(Recorded data)
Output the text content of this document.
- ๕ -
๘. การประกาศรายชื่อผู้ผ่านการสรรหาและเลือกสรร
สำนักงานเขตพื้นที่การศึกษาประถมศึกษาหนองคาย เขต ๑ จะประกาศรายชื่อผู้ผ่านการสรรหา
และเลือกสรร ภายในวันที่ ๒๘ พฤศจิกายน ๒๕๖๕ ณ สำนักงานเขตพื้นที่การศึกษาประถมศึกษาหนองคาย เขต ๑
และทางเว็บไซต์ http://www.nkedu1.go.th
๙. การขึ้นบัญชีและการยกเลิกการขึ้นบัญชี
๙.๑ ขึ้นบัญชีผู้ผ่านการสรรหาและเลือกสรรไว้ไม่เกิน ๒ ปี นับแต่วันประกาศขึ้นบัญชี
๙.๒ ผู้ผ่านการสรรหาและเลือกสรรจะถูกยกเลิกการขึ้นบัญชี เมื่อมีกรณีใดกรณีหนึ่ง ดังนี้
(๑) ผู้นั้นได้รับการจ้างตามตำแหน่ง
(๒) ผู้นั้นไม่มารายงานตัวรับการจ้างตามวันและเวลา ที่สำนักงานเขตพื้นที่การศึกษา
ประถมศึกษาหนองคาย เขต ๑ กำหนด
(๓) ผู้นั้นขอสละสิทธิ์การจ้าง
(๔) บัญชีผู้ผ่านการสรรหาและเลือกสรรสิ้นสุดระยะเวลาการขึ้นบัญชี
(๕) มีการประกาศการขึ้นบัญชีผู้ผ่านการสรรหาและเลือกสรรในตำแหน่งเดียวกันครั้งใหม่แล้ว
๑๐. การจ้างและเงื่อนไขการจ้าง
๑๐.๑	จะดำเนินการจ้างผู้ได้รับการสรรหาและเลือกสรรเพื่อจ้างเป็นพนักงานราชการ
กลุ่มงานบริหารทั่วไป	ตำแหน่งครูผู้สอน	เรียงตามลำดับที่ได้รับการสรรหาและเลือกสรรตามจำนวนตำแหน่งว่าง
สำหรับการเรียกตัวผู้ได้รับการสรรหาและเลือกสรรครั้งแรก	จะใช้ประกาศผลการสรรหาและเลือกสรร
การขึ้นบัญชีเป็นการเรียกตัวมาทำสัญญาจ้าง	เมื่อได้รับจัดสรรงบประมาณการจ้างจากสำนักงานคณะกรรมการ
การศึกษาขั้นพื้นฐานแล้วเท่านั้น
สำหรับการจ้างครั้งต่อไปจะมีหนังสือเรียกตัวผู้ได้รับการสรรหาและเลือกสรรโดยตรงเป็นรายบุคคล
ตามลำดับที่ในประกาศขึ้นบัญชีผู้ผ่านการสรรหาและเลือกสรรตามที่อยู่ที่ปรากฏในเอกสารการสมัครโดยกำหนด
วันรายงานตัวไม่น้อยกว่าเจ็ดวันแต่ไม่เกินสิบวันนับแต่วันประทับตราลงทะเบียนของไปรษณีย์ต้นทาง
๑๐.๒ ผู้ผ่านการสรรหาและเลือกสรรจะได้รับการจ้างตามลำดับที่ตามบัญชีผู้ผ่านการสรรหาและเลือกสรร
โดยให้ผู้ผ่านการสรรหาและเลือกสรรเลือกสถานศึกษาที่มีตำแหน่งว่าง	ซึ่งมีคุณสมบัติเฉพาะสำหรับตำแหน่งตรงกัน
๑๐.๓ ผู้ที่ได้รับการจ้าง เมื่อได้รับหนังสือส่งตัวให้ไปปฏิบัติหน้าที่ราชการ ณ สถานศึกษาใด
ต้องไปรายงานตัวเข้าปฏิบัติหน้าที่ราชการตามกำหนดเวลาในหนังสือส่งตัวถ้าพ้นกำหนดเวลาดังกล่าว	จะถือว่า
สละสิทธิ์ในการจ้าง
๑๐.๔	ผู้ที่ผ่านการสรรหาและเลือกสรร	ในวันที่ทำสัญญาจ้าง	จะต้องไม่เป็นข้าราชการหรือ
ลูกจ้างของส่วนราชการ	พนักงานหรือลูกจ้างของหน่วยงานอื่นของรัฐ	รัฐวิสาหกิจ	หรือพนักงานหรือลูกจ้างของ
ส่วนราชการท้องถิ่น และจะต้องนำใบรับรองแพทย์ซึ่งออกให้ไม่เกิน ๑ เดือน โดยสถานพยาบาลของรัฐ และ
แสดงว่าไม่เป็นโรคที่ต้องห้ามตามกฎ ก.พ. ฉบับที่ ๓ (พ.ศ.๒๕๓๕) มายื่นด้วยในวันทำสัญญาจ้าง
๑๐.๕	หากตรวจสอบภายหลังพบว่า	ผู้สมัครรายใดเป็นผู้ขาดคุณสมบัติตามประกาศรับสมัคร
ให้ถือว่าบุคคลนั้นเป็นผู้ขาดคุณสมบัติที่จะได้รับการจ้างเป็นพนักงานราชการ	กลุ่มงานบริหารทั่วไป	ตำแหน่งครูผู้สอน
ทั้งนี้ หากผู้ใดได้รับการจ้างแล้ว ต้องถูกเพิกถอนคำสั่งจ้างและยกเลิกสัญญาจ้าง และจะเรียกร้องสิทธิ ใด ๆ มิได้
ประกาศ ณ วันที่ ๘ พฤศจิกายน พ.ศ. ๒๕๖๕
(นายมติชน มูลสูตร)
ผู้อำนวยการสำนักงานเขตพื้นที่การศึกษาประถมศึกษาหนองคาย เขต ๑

Aim:
Report every line in the data above in which the word "กษาประถมศ" appears.

Response:
สำนักงานเขตพื้นที่การศึกษาประถมศึกษาหนองคาย เขต ๑ จะประกาศรายชื่อผู้ผ่านการสรรหา
และเลือกสรร ภายในวันที่ ๒๘ พฤศจิกายน ๒๕๖๕ ณ สำนักงานเขตพื้นที่การศึกษาประถมศึกษาหนองคาย เขต ๑
ผู้อำนวยการสำนักงานเขตพื้นที่การศึกษาประถมศึกษาหนองคาย เขต ๑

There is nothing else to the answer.